Dataset records on visual material
"""
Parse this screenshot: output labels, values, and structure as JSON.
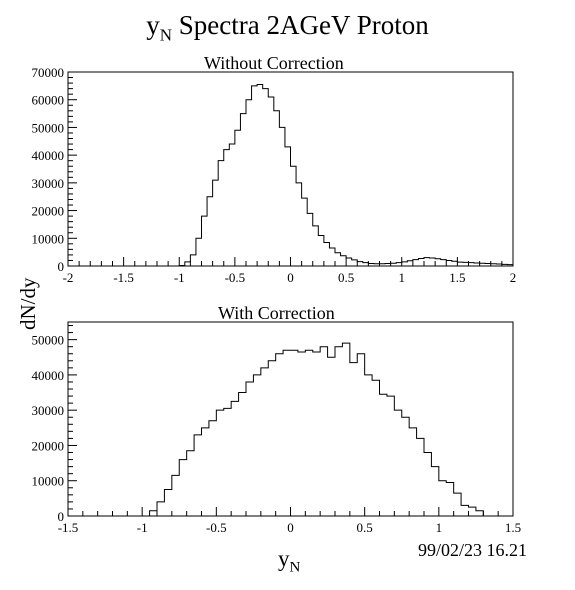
{
  "figure": {
    "title_main": "y",
    "title_sub": "N",
    "title_rest": " Spectra 2AGeV  Proton",
    "ylabel": "dN/dy",
    "xlabel_main": "y",
    "xlabel_sub": "N",
    "timestamp": "99/02/23   16.21"
  },
  "chart_data": [
    {
      "type": "histogram",
      "title": "Without Correction",
      "xlim": [
        -2,
        2
      ],
      "ylim": [
        0,
        70000
      ],
      "xticks": [
        -2,
        -1.5,
        -1,
        -0.5,
        0,
        0.5,
        1,
        1.5,
        2
      ],
      "xtick_labels": [
        "-2",
        "-1.5",
        "-1",
        "-0.5",
        "0",
        "0.5",
        "1",
        "1.5",
        "2"
      ],
      "yticks": [
        0,
        10000,
        20000,
        30000,
        40000,
        50000,
        60000,
        70000
      ],
      "ytick_labels": [
        "0",
        "10000",
        "20000",
        "30000",
        "40000",
        "50000",
        "60000",
        "70000"
      ],
      "bin_width": 0.05,
      "bin_start": -2,
      "values": [
        0,
        0,
        0,
        0,
        0,
        0,
        0,
        0,
        0,
        0,
        0,
        0,
        0,
        0,
        0,
        0,
        0,
        0,
        0,
        0,
        200,
        1500,
        4000,
        10000,
        18000,
        25000,
        31000,
        38000,
        42000,
        44000,
        49000,
        55000,
        60000,
        65000,
        65500,
        64000,
        61000,
        56000,
        50000,
        43000,
        36000,
        30000,
        24500,
        19000,
        14500,
        11000,
        8500,
        6500,
        4800,
        3700,
        2900,
        2200,
        1600,
        1200,
        900,
        800,
        800,
        900,
        1000,
        1200,
        1500,
        1900,
        2300,
        2700,
        3000,
        2900,
        2600,
        2300,
        2000,
        1700,
        1400,
        1300,
        1200,
        1100,
        1000,
        900,
        800,
        700,
        600,
        500
      ]
    },
    {
      "type": "histogram",
      "title": "With Correction",
      "xlim": [
        -1.5,
        1.5
      ],
      "ylim": [
        0,
        55000
      ],
      "xticks": [
        -1.5,
        -1,
        -0.5,
        0,
        0.5,
        1,
        1.5
      ],
      "xtick_labels": [
        "-1.5",
        "-1",
        "-0.5",
        "0",
        "0.5",
        "1",
        "1.5"
      ],
      "yticks": [
        0,
        10000,
        20000,
        30000,
        40000,
        50000
      ],
      "ytick_labels": [
        "0",
        "10000",
        "20000",
        "30000",
        "40000",
        "50000"
      ],
      "bin_width": 0.05,
      "bin_start": -1.5,
      "values": [
        0,
        0,
        0,
        0,
        0,
        0,
        0,
        0,
        0,
        0,
        0,
        1500,
        4000,
        7500,
        11500,
        16000,
        18500,
        23000,
        25000,
        27000,
        30000,
        30500,
        32500,
        35000,
        38000,
        40000,
        42000,
        44000,
        46000,
        47000,
        47000,
        46500,
        47000,
        46500,
        48000,
        45000,
        48000,
        49000,
        43500,
        46000,
        40000,
        38500,
        34500,
        34000,
        30000,
        28000,
        25000,
        22000,
        18000,
        14000,
        10000,
        9500,
        6500,
        3000,
        2500,
        1500,
        0,
        0,
        0,
        0
      ]
    }
  ]
}
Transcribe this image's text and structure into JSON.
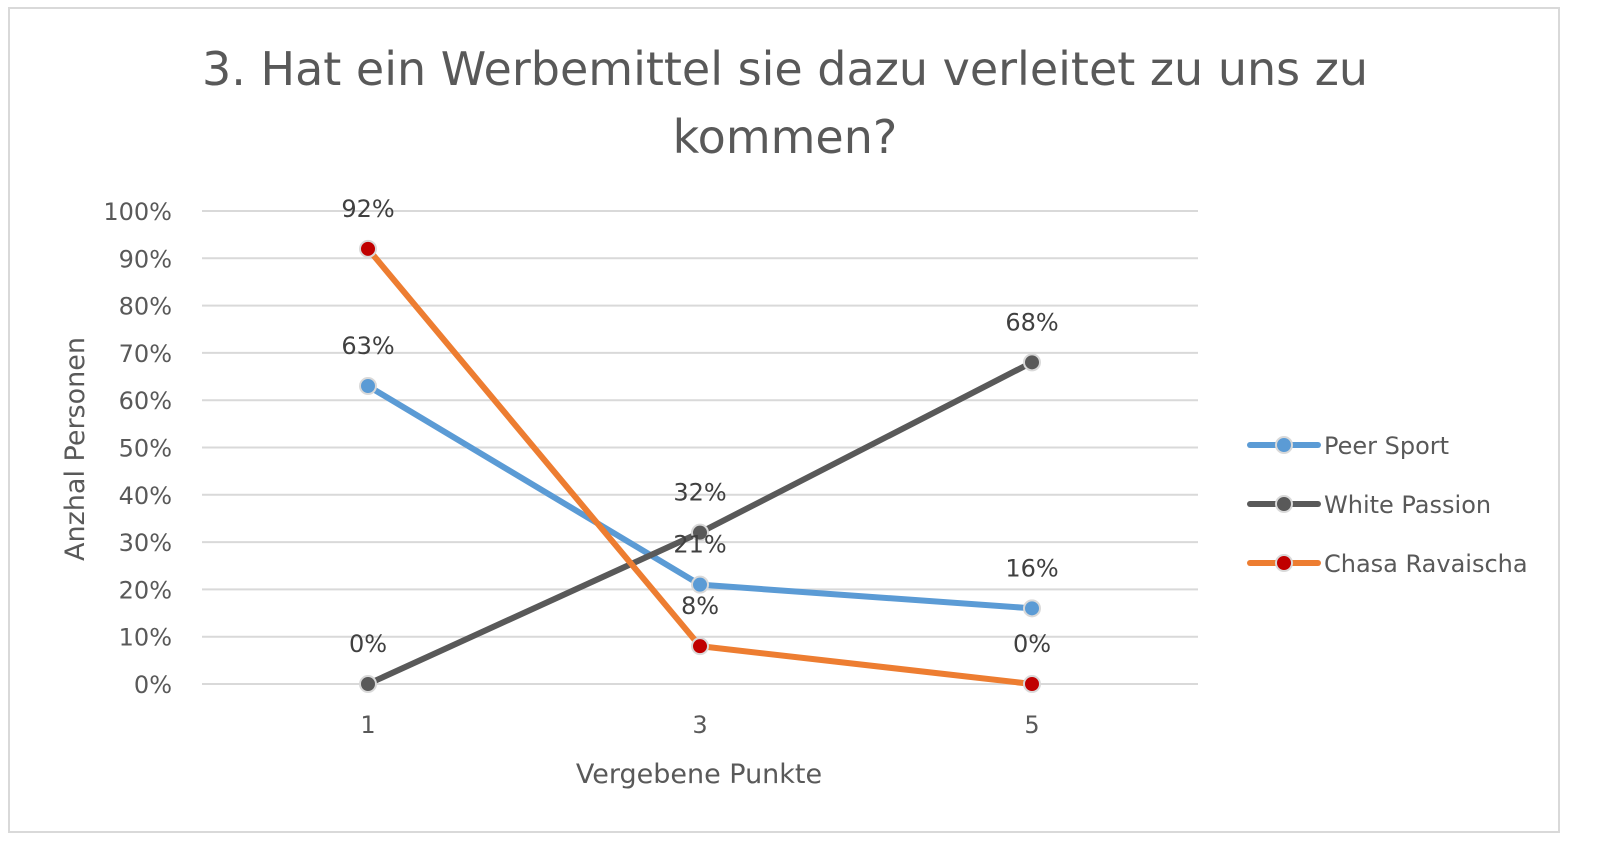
"""
EXERCISE OBJECTIVE: Print the full listing exactly, dropping the pictures.

ANSWER FOR THIS EXERCISE:
Parse this screenshot: output labels, values, and structure as JSON.
{
  "figure": {
    "title_main": "y",
    "title_sub": "N",
    "title_rest": " Spectra 2AGeV  Proton",
    "ylabel": "dN/dy",
    "xlabel_main": "y",
    "xlabel_sub": "N",
    "timestamp": "99/02/23   16.21"
  },
  "chart_data": [
    {
      "type": "histogram",
      "title": "Without Correction",
      "xlim": [
        -2,
        2
      ],
      "ylim": [
        0,
        70000
      ],
      "xticks": [
        -2,
        -1.5,
        -1,
        -0.5,
        0,
        0.5,
        1,
        1.5,
        2
      ],
      "xtick_labels": [
        "-2",
        "-1.5",
        "-1",
        "-0.5",
        "0",
        "0.5",
        "1",
        "1.5",
        "2"
      ],
      "yticks": [
        0,
        10000,
        20000,
        30000,
        40000,
        50000,
        60000,
        70000
      ],
      "ytick_labels": [
        "0",
        "10000",
        "20000",
        "30000",
        "40000",
        "50000",
        "60000",
        "70000"
      ],
      "bin_width": 0.05,
      "bin_start": -2,
      "values": [
        0,
        0,
        0,
        0,
        0,
        0,
        0,
        0,
        0,
        0,
        0,
        0,
        0,
        0,
        0,
        0,
        0,
        0,
        0,
        0,
        200,
        1500,
        4000,
        10000,
        18000,
        25000,
        31000,
        38000,
        42000,
        44000,
        49000,
        55000,
        60000,
        65000,
        65500,
        64000,
        61000,
        56000,
        50000,
        43000,
        36000,
        30000,
        24500,
        19000,
        14500,
        11000,
        8500,
        6500,
        4800,
        3700,
        2900,
        2200,
        1600,
        1200,
        900,
        800,
        800,
        900,
        1000,
        1200,
        1500,
        1900,
        2300,
        2700,
        3000,
        2900,
        2600,
        2300,
        2000,
        1700,
        1400,
        1300,
        1200,
        1100,
        1000,
        900,
        800,
        700,
        600,
        500
      ]
    },
    {
      "type": "histogram",
      "title": "With Correction",
      "xlim": [
        -1.5,
        1.5
      ],
      "ylim": [
        0,
        55000
      ],
      "xticks": [
        -1.5,
        -1,
        -0.5,
        0,
        0.5,
        1,
        1.5
      ],
      "xtick_labels": [
        "-1.5",
        "-1",
        "-0.5",
        "0",
        "0.5",
        "1",
        "1.5"
      ],
      "yticks": [
        0,
        10000,
        20000,
        30000,
        40000,
        50000
      ],
      "ytick_labels": [
        "0",
        "10000",
        "20000",
        "30000",
        "40000",
        "50000"
      ],
      "bin_width": 0.05,
      "bin_start": -1.5,
      "values": [
        0,
        0,
        0,
        0,
        0,
        0,
        0,
        0,
        0,
        0,
        0,
        1500,
        4000,
        7500,
        11500,
        16000,
        18500,
        23000,
        25000,
        27000,
        30000,
        30500,
        32500,
        35000,
        38000,
        40000,
        42000,
        44000,
        46000,
        47000,
        47000,
        46500,
        47000,
        46500,
        48000,
        45000,
        48000,
        49000,
        43500,
        46000,
        40000,
        38500,
        34500,
        34000,
        30000,
        28000,
        25000,
        22000,
        18000,
        14000,
        10000,
        9500,
        6500,
        3000,
        2500,
        1500,
        0,
        0,
        0,
        0
      ]
    }
  ]
}
Transcribe this image's text and structure into JSON.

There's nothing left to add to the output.